BEGIN Given entries
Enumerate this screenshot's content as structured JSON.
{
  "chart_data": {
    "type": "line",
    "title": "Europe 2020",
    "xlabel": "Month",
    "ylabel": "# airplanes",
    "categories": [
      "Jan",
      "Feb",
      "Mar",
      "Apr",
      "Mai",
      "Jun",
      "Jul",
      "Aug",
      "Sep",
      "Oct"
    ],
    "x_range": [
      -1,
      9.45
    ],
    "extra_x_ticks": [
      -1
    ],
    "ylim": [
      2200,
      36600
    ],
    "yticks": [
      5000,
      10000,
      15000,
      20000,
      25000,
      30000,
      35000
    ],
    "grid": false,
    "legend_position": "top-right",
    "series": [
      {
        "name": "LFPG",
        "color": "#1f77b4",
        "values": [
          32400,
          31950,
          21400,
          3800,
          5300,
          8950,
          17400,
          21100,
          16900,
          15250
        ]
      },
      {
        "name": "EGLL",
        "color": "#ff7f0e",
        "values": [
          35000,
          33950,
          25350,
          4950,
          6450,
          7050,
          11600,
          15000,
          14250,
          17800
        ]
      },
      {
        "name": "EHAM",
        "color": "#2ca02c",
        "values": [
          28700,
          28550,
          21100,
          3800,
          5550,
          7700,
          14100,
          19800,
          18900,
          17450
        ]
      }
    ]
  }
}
END Given entries
Select the lines in this material that hold the word "color", leaving none out.

▶ **Correct answer**
        "color": "#1f77b4",
        "color": "#ff7f0e",
        "color": "#2ca02c",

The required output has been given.